==== Stored records ====
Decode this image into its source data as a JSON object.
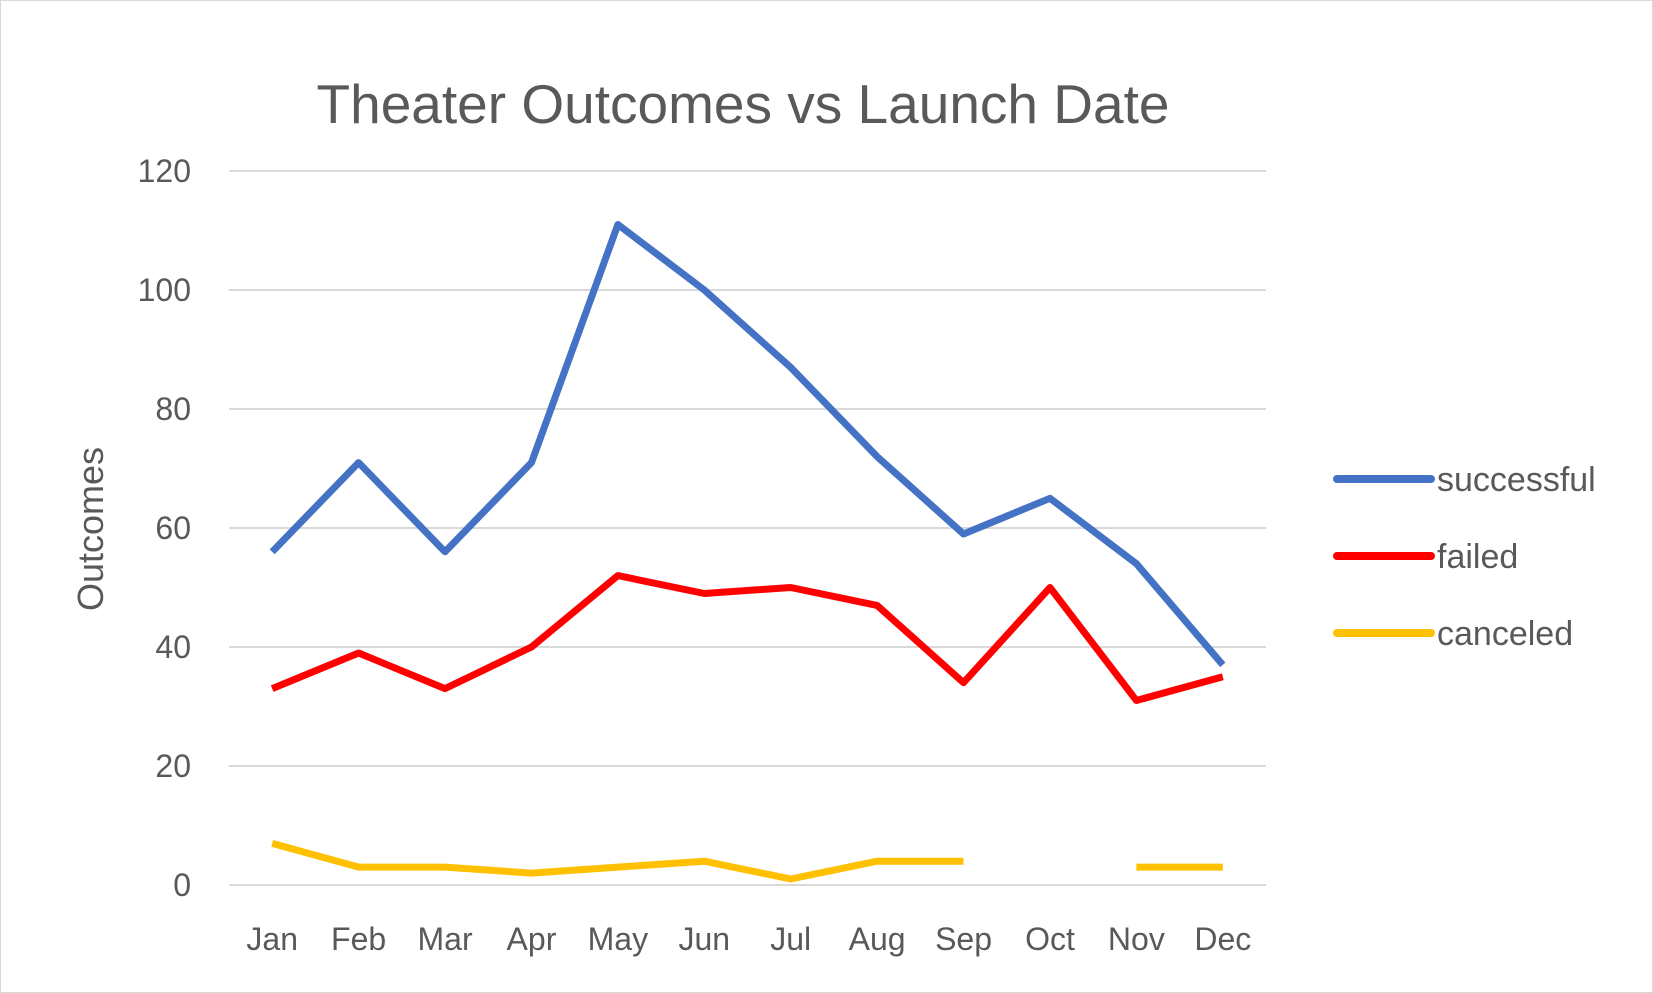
{
  "chart_data": {
    "type": "line",
    "title": "Theater Outcomes vs Launch Date",
    "xlabel": "",
    "ylabel": "Outcomes",
    "categories": [
      "Jan",
      "Feb",
      "Mar",
      "Apr",
      "May",
      "Jun",
      "Jul",
      "Aug",
      "Sep",
      "Oct",
      "Nov",
      "Dec"
    ],
    "ylim": [
      0,
      120
    ],
    "yticks": [
      0,
      20,
      40,
      60,
      80,
      100,
      120
    ],
    "grid": true,
    "legend": "right",
    "series": [
      {
        "name": "successful",
        "color": "#4472c4",
        "values": [
          56,
          71,
          56,
          71,
          111,
          100,
          87,
          72,
          59,
          65,
          54,
          37
        ]
      },
      {
        "name": "failed",
        "color": "#ff0000",
        "values": [
          33,
          39,
          33,
          40,
          52,
          49,
          50,
          47,
          34,
          50,
          31,
          35
        ]
      },
      {
        "name": "canceled",
        "color": "#ffc000",
        "values": [
          7,
          3,
          3,
          2,
          3,
          4,
          1,
          4,
          4,
          null,
          3,
          3
        ]
      }
    ]
  }
}
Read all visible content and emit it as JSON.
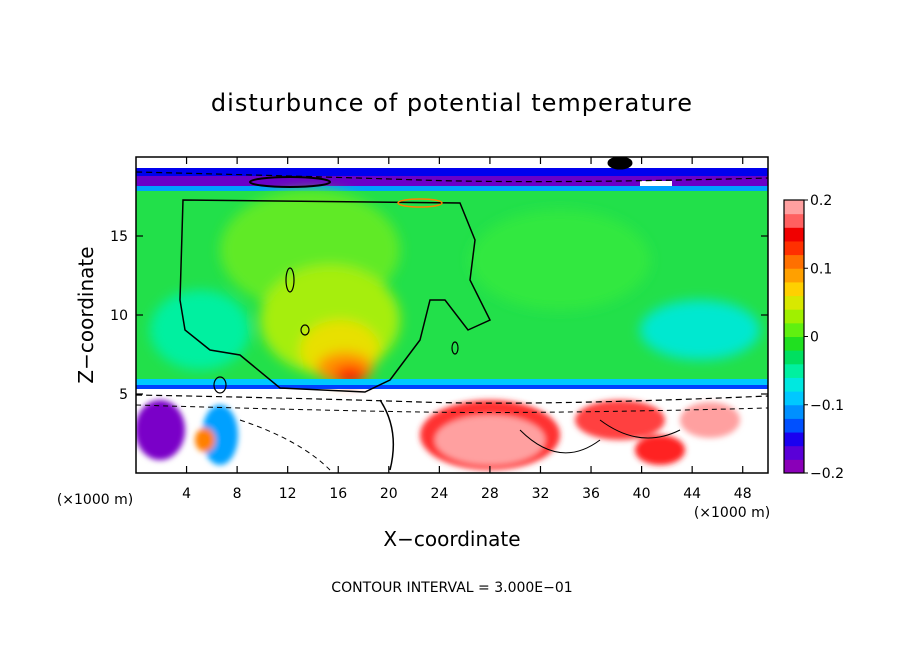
{
  "chart_data": {
    "type": "heatmap",
    "title": "disturbunce of potential temperature",
    "xlabel": "X−coordinate",
    "ylabel": "Z−coordinate",
    "x_unit_left": "(×1000 m)",
    "x_unit_right": "(×1000 m)",
    "xlim": [
      0,
      50
    ],
    "ylim": [
      0,
      20
    ],
    "x_ticks": [
      4,
      8,
      12,
      16,
      20,
      24,
      28,
      32,
      36,
      40,
      44,
      48
    ],
    "y_ticks": [
      5,
      10,
      15
    ],
    "colorbar": {
      "range": [
        -0.2,
        0.2
      ],
      "ticks": [
        "0.2",
        "0.1",
        "0",
        "−0.1",
        "−0.2"
      ],
      "tick_values": [
        0.2,
        0.1,
        0,
        -0.1,
        -0.2
      ],
      "colors": [
        "#8a00b8",
        "#5a00d8",
        "#1a00f0",
        "#0050ff",
        "#0090ff",
        "#00c8ff",
        "#00e8e0",
        "#00f0a0",
        "#00e060",
        "#20e020",
        "#60f010",
        "#a0f000",
        "#d8e800",
        "#ffd000",
        "#ffa000",
        "#ff7000",
        "#ff3000",
        "#f00000",
        "#ff6060",
        "#ffa0a0"
      ]
    },
    "annotation": "CONTOUR INTERVAL = 3.000E−01"
  }
}
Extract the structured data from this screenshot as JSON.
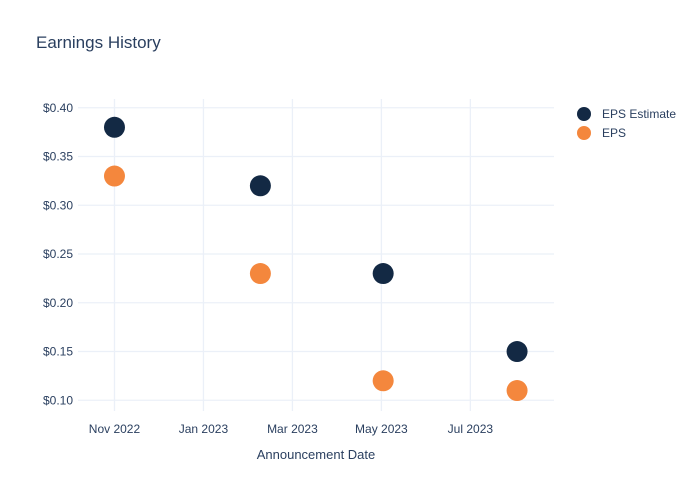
{
  "chart_data": {
    "type": "scatter",
    "title": "Earnings History",
    "xlabel": "Announcement Date",
    "ylabel": "",
    "grid": true,
    "legend_position": "outside-top-right",
    "x_tick_labels": [
      "Nov 2022",
      "Jan 2023",
      "Mar 2023",
      "May 2023",
      "Jul 2023"
    ],
    "x_tick_positions_months": [
      0,
      2,
      4,
      6,
      8
    ],
    "y_tick_labels": [
      "$0.10",
      "$0.15",
      "$0.20",
      "$0.25",
      "$0.30",
      "$0.35",
      "$0.40"
    ],
    "y_tick_values": [
      0.1,
      0.15,
      0.2,
      0.25,
      0.3,
      0.35,
      0.4
    ],
    "xlim_months": [
      -0.82,
      9.88
    ],
    "ylim": [
      0.089,
      0.409
    ],
    "marker_diameter_px": 21,
    "series": [
      {
        "name": "EPS Estimate",
        "color": "#132944",
        "x_months": [
          0,
          3.28,
          6.04,
          9.05
        ],
        "x_approx": [
          "Nov 2022",
          "Feb 2023",
          "May 2023",
          "Aug 2023"
        ],
        "values": [
          0.38,
          0.32,
          0.23,
          0.15
        ]
      },
      {
        "name": "EPS",
        "color": "#F4873D",
        "x_months": [
          0,
          3.28,
          6.04,
          9.05
        ],
        "x_approx": [
          "Nov 2022",
          "Feb 2023",
          "May 2023",
          "Aug 2023"
        ],
        "values": [
          0.33,
          0.23,
          0.12,
          0.11
        ]
      }
    ],
    "colors": {
      "title_text": "#2a3f5f",
      "tick_text": "#2a3f5f",
      "grid": "#ebf0f8",
      "background": "#ffffff"
    }
  }
}
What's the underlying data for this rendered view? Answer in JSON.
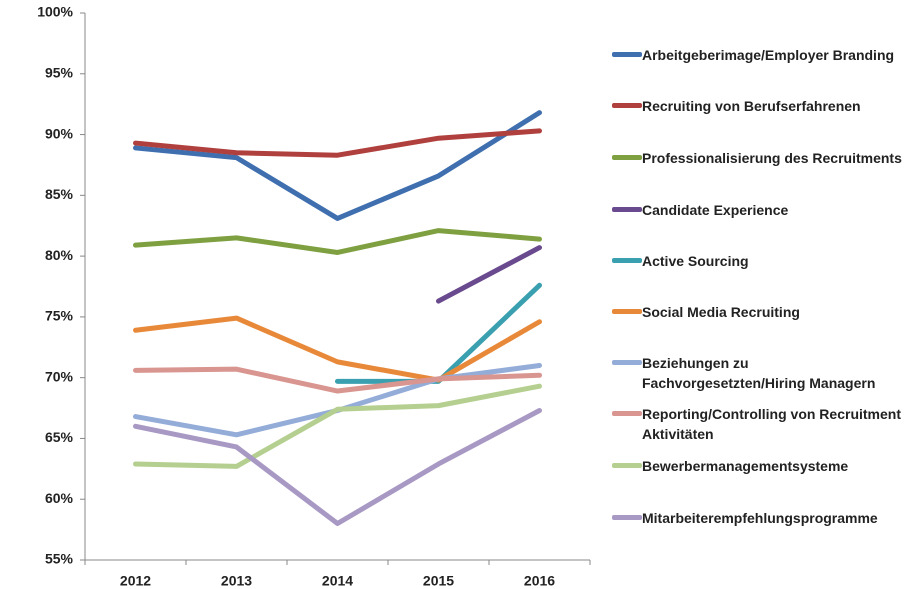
====
• _Goal of the exercise_
Report only the number of lines in the data above that contain "Date".

• _Response to this task_
2